Requirement A:
From the passage on GDPR and HIPAA, extract the section starting at "1. Conduct a" and ending at "or social identities.".
Requirement B:
According to the passage on GDPR and HIPAA, which article of GDPR defines "personal data"?

Passage to read:
=====
GDPR requires that the vast majority of organizations subject to the rule assign a Data Protection Officer (DPO). Article 39 of GDPR explains that the DPO is responsible for:

  • Informing the controller or processor and their employees of data protection regulations
  • Monitoring compliance and training staff
  • Providing counsel on data protection impact assessments
  • Engaging with the relevant authorities.

Typically, the DPO will need to have a comprehensive understanding of security. It’s important to review the relevant tasks before assigning or hiring for the role.

HIPAA makes a similar requirement under its Privacy and Security Rules. A compliance officer is required; they should have a thorough understanding of HIPAA and will oversee an organization’s compliance with the regulation.

  1. Conduct a Data Assessment

GDPR makes it essential to obtain a bird’s-eye view of your sensitive data and the workflows associated with that data. Article 4 of GDPR defines “personal data” as any information related to an identified person, while HIPAA, pertains only to protected health information (PHI). The GDPR’s broad definition may include:

  • Names
  • ID numbers
  • Location
  • Online identifiers
  • Physical, genetic, economic, cultural, or social identities.
=====
Dataset content:
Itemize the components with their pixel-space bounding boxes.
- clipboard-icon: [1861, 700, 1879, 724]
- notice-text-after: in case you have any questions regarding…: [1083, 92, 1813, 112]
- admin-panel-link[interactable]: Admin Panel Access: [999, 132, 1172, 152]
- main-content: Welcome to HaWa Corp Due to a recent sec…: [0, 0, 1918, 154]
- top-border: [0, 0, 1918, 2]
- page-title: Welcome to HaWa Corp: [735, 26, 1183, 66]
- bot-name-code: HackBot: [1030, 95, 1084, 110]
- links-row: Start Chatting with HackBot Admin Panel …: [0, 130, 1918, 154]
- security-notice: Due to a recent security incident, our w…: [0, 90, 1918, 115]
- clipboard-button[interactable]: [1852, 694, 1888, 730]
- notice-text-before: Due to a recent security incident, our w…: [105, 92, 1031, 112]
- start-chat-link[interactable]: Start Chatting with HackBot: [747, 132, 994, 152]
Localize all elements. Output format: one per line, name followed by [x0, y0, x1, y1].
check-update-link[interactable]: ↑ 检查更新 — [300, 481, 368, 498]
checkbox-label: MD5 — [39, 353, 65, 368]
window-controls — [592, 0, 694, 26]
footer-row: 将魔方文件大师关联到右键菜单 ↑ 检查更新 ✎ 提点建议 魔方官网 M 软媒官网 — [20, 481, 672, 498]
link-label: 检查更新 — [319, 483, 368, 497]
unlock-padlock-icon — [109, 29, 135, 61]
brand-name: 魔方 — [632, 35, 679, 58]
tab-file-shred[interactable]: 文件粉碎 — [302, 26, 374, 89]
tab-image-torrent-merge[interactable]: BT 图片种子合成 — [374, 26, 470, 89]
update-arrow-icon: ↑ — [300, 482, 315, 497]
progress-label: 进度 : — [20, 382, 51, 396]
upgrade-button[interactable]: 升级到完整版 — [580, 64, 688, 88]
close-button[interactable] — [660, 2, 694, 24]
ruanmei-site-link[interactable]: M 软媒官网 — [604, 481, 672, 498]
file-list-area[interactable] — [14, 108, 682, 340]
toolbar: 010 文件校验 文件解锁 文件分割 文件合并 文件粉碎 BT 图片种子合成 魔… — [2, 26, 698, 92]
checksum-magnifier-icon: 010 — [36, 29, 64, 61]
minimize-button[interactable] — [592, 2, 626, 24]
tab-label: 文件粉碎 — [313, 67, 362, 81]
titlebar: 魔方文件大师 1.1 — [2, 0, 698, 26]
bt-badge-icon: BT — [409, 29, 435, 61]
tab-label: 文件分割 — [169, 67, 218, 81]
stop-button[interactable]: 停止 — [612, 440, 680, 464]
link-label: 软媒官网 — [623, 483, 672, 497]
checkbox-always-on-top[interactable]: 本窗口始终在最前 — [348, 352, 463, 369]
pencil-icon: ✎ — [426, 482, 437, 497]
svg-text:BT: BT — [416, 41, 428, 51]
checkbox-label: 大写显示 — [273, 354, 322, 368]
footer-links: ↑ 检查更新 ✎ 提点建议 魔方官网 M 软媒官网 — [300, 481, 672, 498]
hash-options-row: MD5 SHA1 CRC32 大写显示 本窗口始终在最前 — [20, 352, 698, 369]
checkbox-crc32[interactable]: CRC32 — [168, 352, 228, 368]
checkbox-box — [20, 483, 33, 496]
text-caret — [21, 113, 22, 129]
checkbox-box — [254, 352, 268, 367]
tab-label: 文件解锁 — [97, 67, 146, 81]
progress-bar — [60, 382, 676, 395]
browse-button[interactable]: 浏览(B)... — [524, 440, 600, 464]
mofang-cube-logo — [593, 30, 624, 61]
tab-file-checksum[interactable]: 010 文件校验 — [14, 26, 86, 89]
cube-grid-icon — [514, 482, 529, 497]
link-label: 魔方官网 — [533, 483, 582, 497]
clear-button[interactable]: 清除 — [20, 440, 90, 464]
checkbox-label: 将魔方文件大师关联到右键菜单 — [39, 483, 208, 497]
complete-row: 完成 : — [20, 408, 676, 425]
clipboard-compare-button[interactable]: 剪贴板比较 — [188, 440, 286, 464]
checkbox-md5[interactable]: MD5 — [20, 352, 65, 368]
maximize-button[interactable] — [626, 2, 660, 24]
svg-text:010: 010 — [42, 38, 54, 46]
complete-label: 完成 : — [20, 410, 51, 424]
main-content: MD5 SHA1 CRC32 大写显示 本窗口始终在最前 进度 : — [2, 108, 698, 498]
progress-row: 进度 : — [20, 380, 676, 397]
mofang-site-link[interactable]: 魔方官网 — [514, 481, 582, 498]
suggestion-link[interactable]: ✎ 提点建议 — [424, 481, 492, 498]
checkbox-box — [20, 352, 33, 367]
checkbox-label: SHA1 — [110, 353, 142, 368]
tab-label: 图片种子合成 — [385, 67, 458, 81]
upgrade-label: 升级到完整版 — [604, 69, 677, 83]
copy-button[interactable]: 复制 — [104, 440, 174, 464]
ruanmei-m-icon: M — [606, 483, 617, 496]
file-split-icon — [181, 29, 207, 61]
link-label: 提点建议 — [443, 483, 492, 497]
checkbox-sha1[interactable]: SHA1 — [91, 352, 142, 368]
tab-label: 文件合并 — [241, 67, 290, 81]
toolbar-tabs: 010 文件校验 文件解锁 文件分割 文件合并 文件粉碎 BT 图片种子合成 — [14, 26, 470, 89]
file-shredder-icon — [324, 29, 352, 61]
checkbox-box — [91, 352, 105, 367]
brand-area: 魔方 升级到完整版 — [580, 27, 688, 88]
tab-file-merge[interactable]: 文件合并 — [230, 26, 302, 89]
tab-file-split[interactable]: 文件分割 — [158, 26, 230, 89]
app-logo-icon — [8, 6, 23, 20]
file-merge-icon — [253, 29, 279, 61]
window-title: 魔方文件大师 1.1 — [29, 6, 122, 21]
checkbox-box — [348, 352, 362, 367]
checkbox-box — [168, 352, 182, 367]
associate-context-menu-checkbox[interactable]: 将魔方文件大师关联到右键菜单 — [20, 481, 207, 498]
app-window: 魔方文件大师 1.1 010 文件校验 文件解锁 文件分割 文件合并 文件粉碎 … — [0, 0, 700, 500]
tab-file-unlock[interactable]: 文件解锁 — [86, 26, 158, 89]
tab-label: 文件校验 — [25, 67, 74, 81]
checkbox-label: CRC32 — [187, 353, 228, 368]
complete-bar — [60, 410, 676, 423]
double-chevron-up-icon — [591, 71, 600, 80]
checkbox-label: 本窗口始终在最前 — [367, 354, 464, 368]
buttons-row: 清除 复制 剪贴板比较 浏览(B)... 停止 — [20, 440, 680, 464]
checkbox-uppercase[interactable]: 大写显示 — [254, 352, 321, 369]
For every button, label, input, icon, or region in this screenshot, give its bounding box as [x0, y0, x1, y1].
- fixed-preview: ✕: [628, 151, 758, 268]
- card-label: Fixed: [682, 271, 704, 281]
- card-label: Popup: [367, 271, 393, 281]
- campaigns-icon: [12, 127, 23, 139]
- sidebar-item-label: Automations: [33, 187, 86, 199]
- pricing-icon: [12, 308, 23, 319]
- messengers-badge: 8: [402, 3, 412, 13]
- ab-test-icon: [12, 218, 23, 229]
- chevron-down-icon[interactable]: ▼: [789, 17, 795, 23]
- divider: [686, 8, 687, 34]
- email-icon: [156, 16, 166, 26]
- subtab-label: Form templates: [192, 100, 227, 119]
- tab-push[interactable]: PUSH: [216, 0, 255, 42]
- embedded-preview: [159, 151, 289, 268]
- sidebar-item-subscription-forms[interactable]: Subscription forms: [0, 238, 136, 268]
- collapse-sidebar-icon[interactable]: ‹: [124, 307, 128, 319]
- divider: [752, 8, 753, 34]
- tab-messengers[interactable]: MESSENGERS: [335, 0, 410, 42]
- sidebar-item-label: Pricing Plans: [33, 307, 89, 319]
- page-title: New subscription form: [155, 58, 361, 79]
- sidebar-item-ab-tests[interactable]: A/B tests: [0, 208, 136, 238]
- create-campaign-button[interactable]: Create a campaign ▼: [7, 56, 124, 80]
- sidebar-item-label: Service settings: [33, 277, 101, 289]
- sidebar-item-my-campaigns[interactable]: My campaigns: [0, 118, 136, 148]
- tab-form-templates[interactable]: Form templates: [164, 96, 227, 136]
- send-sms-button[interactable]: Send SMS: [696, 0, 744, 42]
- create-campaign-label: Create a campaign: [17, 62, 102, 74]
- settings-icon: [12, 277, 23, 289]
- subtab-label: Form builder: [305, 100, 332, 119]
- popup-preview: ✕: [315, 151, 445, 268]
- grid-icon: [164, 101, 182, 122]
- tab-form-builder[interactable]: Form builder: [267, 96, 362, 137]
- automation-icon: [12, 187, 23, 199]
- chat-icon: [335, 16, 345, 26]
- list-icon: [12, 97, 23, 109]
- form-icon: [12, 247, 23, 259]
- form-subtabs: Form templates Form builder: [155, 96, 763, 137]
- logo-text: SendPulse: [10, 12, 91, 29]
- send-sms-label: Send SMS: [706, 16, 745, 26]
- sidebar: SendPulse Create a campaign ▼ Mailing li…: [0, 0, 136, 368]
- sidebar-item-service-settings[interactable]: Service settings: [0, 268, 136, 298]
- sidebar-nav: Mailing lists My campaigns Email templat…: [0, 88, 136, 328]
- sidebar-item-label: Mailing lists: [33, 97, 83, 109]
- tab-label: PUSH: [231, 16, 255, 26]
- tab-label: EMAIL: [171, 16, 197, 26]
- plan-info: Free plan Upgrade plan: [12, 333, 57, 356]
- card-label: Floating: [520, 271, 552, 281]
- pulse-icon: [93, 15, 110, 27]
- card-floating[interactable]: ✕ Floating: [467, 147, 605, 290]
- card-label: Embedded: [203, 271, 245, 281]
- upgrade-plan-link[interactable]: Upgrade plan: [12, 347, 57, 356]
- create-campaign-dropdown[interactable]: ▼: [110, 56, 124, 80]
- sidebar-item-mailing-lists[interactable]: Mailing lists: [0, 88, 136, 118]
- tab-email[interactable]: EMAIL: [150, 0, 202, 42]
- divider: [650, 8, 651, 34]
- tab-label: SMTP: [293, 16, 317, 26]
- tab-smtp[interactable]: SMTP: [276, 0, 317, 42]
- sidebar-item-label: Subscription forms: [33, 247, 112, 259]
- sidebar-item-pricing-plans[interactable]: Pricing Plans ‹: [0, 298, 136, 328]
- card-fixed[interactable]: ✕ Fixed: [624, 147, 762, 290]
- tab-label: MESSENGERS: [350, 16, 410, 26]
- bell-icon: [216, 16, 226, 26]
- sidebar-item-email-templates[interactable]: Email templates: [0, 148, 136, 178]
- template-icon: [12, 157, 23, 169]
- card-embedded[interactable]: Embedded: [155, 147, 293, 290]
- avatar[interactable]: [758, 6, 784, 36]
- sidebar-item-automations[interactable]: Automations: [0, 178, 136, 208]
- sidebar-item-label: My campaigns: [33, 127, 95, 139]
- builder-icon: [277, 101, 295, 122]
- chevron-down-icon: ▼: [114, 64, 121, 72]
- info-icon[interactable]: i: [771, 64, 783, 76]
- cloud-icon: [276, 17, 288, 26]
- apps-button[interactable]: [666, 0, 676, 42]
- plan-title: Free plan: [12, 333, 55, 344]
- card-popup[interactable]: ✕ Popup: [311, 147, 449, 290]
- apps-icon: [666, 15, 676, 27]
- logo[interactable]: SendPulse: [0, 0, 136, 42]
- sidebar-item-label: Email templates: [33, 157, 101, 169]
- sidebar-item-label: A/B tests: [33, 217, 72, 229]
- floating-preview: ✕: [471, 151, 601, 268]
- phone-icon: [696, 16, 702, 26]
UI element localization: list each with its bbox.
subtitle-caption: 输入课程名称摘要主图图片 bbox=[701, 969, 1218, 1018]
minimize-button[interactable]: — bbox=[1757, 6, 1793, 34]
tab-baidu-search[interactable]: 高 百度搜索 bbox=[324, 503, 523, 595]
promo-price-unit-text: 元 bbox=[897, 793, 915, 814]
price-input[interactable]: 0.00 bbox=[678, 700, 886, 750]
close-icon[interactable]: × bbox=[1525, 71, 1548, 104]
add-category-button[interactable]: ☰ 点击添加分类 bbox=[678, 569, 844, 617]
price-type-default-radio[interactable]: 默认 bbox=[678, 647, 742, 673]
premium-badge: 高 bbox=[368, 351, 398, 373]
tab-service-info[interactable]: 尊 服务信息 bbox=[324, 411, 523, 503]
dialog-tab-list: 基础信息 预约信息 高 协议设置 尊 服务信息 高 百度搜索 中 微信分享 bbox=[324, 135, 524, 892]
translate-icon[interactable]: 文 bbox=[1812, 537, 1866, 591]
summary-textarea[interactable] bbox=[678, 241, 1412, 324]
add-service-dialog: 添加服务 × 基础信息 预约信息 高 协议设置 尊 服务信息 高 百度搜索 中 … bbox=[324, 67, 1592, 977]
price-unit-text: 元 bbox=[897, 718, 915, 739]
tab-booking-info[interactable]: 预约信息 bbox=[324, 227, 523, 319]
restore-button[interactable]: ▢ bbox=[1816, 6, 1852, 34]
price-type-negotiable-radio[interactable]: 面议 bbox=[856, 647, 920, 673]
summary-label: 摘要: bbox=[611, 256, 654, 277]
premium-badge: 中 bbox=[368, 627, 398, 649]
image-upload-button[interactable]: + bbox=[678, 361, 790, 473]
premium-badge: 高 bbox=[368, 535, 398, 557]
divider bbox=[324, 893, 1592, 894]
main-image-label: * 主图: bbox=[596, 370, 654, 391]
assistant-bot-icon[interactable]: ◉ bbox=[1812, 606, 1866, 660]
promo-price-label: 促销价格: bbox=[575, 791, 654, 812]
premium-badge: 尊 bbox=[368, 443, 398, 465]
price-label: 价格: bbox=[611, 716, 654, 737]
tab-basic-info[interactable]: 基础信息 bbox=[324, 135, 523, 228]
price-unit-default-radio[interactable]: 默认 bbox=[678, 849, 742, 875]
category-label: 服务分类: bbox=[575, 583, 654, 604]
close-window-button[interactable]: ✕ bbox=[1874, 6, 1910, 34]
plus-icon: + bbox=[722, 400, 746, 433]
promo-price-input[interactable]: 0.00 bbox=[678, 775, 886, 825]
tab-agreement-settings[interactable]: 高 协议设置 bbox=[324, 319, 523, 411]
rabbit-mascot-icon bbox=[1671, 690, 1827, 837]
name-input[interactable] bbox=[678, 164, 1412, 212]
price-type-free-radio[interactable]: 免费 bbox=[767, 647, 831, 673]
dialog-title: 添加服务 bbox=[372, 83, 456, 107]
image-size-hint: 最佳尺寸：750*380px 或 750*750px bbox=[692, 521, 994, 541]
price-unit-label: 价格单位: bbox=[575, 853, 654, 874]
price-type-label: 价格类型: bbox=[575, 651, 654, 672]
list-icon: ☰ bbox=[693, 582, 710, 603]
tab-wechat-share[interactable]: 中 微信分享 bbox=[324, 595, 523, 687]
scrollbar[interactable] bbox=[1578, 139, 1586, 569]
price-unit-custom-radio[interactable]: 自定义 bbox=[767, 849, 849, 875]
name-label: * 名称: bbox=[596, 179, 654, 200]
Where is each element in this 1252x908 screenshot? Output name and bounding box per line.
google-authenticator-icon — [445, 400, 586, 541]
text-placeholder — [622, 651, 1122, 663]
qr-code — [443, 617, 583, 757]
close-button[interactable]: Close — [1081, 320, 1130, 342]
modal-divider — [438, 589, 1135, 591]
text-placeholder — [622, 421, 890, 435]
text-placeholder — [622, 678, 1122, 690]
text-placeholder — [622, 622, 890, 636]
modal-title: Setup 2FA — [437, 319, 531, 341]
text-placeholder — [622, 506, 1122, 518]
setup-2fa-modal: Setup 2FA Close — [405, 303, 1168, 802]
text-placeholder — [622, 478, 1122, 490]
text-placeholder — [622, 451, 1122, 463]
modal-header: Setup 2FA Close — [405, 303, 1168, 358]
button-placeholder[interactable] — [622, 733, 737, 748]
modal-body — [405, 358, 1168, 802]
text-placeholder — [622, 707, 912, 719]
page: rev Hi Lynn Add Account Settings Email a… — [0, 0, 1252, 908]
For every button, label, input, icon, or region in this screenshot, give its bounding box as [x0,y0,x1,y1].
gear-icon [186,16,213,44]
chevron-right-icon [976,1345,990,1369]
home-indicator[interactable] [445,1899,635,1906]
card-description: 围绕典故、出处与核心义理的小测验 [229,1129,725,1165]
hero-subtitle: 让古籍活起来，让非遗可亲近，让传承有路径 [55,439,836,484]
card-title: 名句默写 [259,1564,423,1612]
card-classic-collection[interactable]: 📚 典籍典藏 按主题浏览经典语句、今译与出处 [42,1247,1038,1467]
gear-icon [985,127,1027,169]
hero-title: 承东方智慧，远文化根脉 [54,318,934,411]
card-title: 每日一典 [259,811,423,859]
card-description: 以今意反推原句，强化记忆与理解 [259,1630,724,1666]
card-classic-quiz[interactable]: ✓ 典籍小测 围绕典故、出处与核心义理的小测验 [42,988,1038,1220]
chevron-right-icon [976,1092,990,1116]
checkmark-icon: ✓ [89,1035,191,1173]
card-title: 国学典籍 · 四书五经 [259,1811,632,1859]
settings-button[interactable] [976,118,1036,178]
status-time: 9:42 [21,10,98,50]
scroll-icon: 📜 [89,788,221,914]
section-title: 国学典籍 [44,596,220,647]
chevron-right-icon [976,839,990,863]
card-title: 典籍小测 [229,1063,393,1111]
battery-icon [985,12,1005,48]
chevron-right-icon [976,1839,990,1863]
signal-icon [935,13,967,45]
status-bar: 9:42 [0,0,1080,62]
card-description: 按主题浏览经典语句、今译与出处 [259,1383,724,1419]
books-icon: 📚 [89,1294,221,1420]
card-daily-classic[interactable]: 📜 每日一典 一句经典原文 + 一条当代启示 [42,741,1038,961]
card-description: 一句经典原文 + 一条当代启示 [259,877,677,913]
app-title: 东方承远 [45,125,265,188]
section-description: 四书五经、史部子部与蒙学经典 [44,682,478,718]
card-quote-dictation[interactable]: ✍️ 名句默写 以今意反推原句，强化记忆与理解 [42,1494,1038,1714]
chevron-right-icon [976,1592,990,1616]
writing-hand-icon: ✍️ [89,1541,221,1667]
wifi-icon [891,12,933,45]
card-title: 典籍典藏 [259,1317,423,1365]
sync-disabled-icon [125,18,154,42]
=====
Task answer A:
1. Conduct a Data Assessment

GDPR makes it essential to obtain a bird’s-eye view of your sensitive data and the workflows associated with that data. Article 4 of GDPR defines “personal data” as any information related to an identified person, while HIPAA, pertains only to protected health information (PHI). The GDPR’s broad definition may include:

  • Names
  • ID numbers
  • Location
  • Online identifiers
  • Physical, genetic, economic, cultural, or social identities.

Task answer B:
Article 4